**Exercise directions**
Scan the data below. Pull out each line where "proportion" occurs.

**Working data**
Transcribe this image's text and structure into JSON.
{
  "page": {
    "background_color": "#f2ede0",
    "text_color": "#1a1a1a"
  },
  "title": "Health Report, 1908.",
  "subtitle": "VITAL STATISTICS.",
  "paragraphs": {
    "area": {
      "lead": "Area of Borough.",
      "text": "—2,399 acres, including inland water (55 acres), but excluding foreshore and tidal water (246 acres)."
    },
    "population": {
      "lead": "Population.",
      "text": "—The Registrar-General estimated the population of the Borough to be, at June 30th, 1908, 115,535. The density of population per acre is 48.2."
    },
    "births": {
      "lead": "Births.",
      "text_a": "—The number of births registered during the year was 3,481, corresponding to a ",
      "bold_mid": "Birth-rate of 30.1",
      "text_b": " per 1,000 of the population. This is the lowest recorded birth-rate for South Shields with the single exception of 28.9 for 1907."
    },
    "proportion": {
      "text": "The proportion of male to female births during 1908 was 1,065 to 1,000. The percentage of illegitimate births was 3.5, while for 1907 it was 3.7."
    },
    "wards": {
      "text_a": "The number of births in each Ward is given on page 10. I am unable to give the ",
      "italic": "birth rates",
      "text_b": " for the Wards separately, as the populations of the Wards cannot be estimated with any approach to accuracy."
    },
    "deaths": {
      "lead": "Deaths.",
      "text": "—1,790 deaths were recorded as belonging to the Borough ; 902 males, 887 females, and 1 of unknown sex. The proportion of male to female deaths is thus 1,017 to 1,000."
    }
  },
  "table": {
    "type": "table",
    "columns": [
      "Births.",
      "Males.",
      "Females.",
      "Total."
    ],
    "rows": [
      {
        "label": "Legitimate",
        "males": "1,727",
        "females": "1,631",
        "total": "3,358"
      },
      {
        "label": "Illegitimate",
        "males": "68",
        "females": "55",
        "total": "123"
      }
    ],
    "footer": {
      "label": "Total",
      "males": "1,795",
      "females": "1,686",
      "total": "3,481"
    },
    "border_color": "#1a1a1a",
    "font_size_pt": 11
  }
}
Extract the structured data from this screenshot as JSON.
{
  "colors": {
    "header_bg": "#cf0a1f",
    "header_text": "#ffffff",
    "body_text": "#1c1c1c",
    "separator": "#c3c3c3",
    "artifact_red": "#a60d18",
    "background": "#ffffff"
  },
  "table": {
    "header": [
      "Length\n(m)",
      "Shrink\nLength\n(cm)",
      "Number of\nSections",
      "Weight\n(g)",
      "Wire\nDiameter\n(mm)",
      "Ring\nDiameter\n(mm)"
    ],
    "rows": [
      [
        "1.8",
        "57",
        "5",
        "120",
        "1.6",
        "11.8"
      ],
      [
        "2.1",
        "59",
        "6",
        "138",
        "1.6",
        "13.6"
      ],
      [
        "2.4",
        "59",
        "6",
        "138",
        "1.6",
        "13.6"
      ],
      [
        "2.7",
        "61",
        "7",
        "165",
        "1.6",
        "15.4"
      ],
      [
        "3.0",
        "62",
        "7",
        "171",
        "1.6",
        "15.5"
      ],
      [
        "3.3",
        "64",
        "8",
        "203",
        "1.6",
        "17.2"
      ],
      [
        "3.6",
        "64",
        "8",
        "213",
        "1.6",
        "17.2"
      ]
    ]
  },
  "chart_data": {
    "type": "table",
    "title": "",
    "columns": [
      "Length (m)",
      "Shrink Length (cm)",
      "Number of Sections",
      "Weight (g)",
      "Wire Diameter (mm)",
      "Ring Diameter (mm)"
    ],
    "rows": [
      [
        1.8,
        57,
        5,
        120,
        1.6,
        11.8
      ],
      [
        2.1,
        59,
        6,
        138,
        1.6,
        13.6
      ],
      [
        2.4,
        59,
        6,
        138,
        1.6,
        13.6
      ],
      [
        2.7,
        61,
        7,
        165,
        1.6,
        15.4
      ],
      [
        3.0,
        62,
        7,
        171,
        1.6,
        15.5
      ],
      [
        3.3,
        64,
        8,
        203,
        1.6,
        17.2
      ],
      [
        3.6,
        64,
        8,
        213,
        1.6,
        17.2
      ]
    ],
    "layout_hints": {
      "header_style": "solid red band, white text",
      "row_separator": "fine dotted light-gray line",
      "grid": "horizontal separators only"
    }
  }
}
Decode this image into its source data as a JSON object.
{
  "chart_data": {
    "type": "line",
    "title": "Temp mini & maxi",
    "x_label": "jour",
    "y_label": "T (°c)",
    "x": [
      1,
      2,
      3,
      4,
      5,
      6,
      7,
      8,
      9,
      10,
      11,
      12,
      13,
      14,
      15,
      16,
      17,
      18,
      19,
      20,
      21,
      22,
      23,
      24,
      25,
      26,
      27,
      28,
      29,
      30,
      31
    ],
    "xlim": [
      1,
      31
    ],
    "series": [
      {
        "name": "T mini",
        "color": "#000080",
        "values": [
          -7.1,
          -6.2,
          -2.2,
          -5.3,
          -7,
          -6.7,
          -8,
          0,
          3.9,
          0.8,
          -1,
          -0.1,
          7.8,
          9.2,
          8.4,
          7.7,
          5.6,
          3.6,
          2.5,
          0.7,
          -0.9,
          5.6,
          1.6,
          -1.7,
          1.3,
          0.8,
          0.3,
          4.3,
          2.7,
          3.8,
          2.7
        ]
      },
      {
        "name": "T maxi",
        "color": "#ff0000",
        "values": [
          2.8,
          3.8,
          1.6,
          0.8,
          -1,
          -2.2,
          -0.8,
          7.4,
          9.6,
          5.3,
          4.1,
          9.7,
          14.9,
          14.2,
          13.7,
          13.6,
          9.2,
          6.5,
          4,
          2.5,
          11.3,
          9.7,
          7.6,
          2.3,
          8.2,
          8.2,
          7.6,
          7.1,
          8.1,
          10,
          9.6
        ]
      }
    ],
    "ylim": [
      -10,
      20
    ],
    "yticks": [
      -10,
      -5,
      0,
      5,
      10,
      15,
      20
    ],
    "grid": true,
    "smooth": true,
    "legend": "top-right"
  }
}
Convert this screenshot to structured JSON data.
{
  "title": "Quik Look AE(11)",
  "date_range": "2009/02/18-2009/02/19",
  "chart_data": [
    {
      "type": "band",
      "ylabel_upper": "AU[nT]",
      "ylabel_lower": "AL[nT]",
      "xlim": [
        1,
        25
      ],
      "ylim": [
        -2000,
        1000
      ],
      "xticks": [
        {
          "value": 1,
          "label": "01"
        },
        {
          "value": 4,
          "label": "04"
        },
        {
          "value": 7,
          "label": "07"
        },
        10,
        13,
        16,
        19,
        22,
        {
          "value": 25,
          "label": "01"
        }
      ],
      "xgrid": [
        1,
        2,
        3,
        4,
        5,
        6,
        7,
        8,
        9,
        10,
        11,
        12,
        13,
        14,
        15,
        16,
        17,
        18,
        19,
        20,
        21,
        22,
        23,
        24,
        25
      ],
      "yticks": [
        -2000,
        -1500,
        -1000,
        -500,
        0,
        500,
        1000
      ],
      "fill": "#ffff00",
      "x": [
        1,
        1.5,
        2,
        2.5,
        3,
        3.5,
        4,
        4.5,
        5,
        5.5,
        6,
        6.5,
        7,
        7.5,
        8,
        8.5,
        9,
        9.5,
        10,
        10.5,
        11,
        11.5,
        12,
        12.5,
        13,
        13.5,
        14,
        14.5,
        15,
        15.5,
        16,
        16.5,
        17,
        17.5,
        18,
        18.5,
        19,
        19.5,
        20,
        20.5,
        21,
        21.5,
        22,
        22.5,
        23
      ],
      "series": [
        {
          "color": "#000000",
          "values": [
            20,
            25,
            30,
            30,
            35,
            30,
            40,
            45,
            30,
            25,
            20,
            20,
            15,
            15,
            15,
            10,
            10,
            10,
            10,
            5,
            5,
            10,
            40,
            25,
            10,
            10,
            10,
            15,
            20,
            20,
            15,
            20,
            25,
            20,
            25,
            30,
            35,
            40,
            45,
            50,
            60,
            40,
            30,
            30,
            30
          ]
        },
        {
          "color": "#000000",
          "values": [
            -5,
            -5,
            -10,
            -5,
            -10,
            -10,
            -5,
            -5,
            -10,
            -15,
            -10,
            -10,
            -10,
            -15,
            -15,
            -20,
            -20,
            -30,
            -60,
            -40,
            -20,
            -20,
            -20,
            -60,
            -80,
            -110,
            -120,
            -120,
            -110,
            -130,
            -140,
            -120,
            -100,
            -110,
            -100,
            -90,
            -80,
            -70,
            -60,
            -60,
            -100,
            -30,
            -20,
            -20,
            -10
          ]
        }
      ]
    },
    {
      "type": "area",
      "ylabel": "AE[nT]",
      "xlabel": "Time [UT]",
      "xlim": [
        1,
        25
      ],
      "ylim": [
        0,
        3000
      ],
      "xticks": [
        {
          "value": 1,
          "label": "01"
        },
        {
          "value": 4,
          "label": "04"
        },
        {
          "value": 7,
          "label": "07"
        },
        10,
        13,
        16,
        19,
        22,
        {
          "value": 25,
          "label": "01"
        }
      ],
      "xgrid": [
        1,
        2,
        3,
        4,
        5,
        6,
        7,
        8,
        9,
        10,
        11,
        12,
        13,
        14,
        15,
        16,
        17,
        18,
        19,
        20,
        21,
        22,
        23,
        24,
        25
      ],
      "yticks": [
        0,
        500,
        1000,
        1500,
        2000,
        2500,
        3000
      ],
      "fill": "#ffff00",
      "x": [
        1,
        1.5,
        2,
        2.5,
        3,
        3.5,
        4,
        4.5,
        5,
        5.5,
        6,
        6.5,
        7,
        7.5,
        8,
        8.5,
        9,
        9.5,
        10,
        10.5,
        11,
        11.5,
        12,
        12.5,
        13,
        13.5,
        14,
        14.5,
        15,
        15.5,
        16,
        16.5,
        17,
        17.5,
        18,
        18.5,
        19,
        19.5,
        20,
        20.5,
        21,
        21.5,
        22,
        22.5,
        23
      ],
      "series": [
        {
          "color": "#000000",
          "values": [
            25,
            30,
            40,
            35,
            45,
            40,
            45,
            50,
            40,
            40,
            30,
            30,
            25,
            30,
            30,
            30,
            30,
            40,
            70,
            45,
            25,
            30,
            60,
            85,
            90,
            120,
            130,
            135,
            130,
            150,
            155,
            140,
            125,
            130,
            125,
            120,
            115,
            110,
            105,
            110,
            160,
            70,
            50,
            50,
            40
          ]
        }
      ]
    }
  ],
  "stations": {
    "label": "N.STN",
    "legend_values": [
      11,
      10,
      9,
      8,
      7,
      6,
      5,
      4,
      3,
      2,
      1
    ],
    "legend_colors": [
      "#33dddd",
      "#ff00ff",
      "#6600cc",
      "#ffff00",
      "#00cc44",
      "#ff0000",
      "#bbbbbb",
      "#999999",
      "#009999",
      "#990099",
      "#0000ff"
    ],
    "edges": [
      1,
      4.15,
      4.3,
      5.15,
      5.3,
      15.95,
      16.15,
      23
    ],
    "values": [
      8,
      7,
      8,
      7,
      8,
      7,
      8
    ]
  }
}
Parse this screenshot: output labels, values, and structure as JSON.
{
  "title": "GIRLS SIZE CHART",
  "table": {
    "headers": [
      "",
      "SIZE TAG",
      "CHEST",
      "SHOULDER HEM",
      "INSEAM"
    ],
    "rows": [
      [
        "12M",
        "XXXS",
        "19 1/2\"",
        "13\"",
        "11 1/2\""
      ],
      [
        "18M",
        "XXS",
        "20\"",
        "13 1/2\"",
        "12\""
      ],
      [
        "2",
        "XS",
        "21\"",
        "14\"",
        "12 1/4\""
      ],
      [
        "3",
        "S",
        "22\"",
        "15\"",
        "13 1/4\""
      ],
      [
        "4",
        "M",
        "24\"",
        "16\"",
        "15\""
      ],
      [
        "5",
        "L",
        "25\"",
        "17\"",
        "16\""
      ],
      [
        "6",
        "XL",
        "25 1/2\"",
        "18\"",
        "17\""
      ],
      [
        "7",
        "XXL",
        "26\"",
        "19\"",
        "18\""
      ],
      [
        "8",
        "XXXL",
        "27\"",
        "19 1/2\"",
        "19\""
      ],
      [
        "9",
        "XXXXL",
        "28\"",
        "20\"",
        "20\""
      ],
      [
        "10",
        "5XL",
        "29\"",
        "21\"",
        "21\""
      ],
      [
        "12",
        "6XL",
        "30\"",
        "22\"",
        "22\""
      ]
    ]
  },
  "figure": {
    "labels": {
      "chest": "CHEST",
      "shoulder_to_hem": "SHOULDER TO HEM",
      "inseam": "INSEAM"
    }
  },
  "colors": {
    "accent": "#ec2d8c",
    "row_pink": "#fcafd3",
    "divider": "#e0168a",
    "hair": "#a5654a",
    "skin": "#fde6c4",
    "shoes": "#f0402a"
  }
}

**Full response**
    "proportion": {
      "text": "The proportion of male to female births during 1908 was 1,065 to 1,000. The percentage of illegitimate births was 3.5, while for 1907 it was 3.7."
      "text": "—1,790 deaths were recorded as belonging to the Borough ; 902 males, 887 females, and 1 of unknown sex. The proportion of male to female deaths is thus 1,017 to 1,000."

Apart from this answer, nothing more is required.